- **Exercise goal**:
Repeat every line exactly, keeping the pictures out of the copy.

- **Supplied data**:
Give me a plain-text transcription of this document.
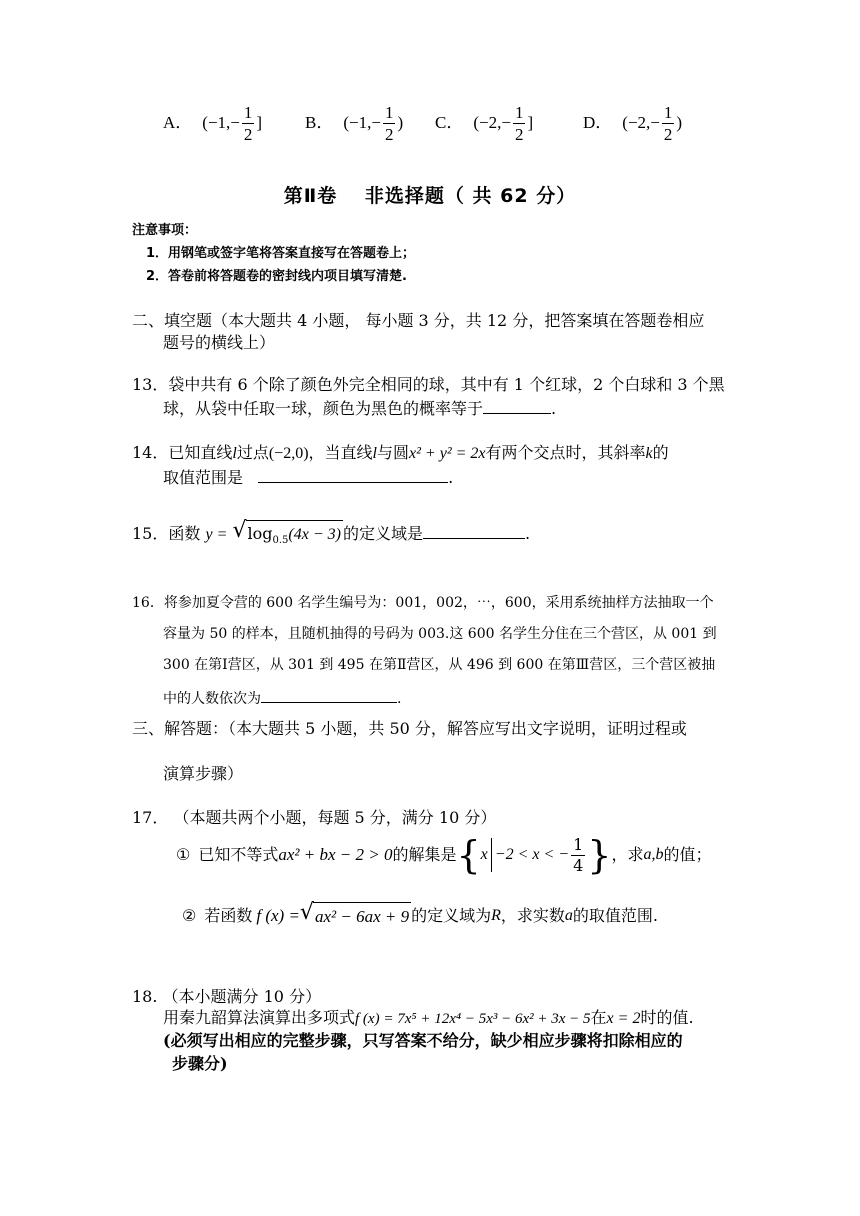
A． ($-1,- \frac{1}{2}$ ]	B． ($-1,- \frac{1}{2}$ ) C． ($-2,- \frac{1}{2}$ ]	D． ($-2,- \frac{1}{2}$ )
第Ⅱ卷　 非选择题（ 共 62 分）
注意事项：
1．用钢笔或签字笔将答案直接写在答题卷上；
2．答卷前将答题卷的密封线内项目填写清楚.
二、填空题（本大题共 4 小题， 每小题 3 分，共 12 分，把答案填在答题卷相应
题号的横线上）
13．袋中共有 6 个除了颜色外完全相同的球，其中有 1 个红球，2 个白球和 3 个黑
球，从袋中任取一球，颜色为黑色的概率等于	.
14．已知直线l过点(−2,0)，当直线l与圆x² + y² = 2x有两个交点时，其斜率k的
取值范围是	.
15．函数 y = √ $\log_{0.5}(4x - 3)$ 的定义域是	.
16．将参加夏令营的 600 名学生编号为：001，002，⋯，600，采用系统抽样方法抽取一个
容量为 50 的样本，且随机抽得的号码为 003.这 600 名学生分住在三个营区，从 001 到
300 在第Ⅰ营区，从 301 到 495 在第Ⅱ营区，从 496 到 600 在第Ⅲ营区，三个营区被抽
中的人数依次为	.
三、解答题：（本大题共 5 小题，共 50 分，解答应写出文字说明，证明过程或
演算步骤）
17． （本题共两个小题，每题 5 分，满分 10 分）
① 已知不等式 ax² + bx − 2 > 0 的解集是 { x −2 < x < − $\frac{1}{4}$ } ，求 a,b 的值；
② 若函数 f (x) = √ ax² − 6ax + 9 的定义域为 R ，求实数 a 的取值范围.
18. （本小题满分 10 分）
用秦九韶算法演算出多项式f (x) = 7x⁵ + 12x⁴ − 5x³ − 6x² + 3x − 5在x = 2时的值.
(必须写出相应的完整步骤，只写答案不给分，缺少相应步骤将扣除相应的
步骤分)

- **Task solution**:
Give me a plain-text transcription of this document.
A． ($-1,- \frac{1}{2}$ ]	B． ($-1,- \frac{1}{2}$ ) C． ($-2,- \frac{1}{2}$ ]	D． ($-2,- \frac{1}{2}$ )
第Ⅱ卷　 非选择题（ 共 62 分）
注意事项：
1．用钢笔或签字笔将答案直接写在答题卷上；
2．答卷前将答题卷的密封线内项目填写清楚.
二、填空题（本大题共 4 小题， 每小题 3 分，共 12 分，把答案填在答题卷相应
题号的横线上）
13．袋中共有 6 个除了颜色外完全相同的球，其中有 1 个红球，2 个白球和 3 个黑
球，从袋中任取一球，颜色为黑色的概率等于	.
14．已知直线l过点(−2,0)，当直线l与圆x² + y² = 2x有两个交点时，其斜率k的
取值范围是	.
15．函数 y = √ $\log_{0.5}(4x - 3)$ 的定义域是	.
16．将参加夏令营的 600 名学生编号为：001，002，⋯，600，采用系统抽样方法抽取一个
容量为 50 的样本，且随机抽得的号码为 003.这 600 名学生分住在三个营区，从 001 到
300 在第Ⅰ营区，从 301 到 495 在第Ⅱ营区，从 496 到 600 在第Ⅲ营区，三个营区被抽
中的人数依次为	.
三、解答题：（本大题共 5 小题，共 50 分，解答应写出文字说明，证明过程或
演算步骤）
17． （本题共两个小题，每题 5 分，满分 10 分）
① 已知不等式 ax² + bx − 2 > 0 的解集是 { x −2 < x < − $\frac{1}{4}$ } ，求 a,b 的值；
② 若函数 f (x) = √ ax² − 6ax + 9 的定义域为 R ，求实数 a 的取值范围.
18. （本小题满分 10 分）
用秦九韶算法演算出多项式f (x) = 7x⁵ + 12x⁴ − 5x³ − 6x² + 3x − 5在x = 2时的值.
(必须写出相应的完整步骤，只写答案不给分，缺少相应步骤将扣除相应的
步骤分)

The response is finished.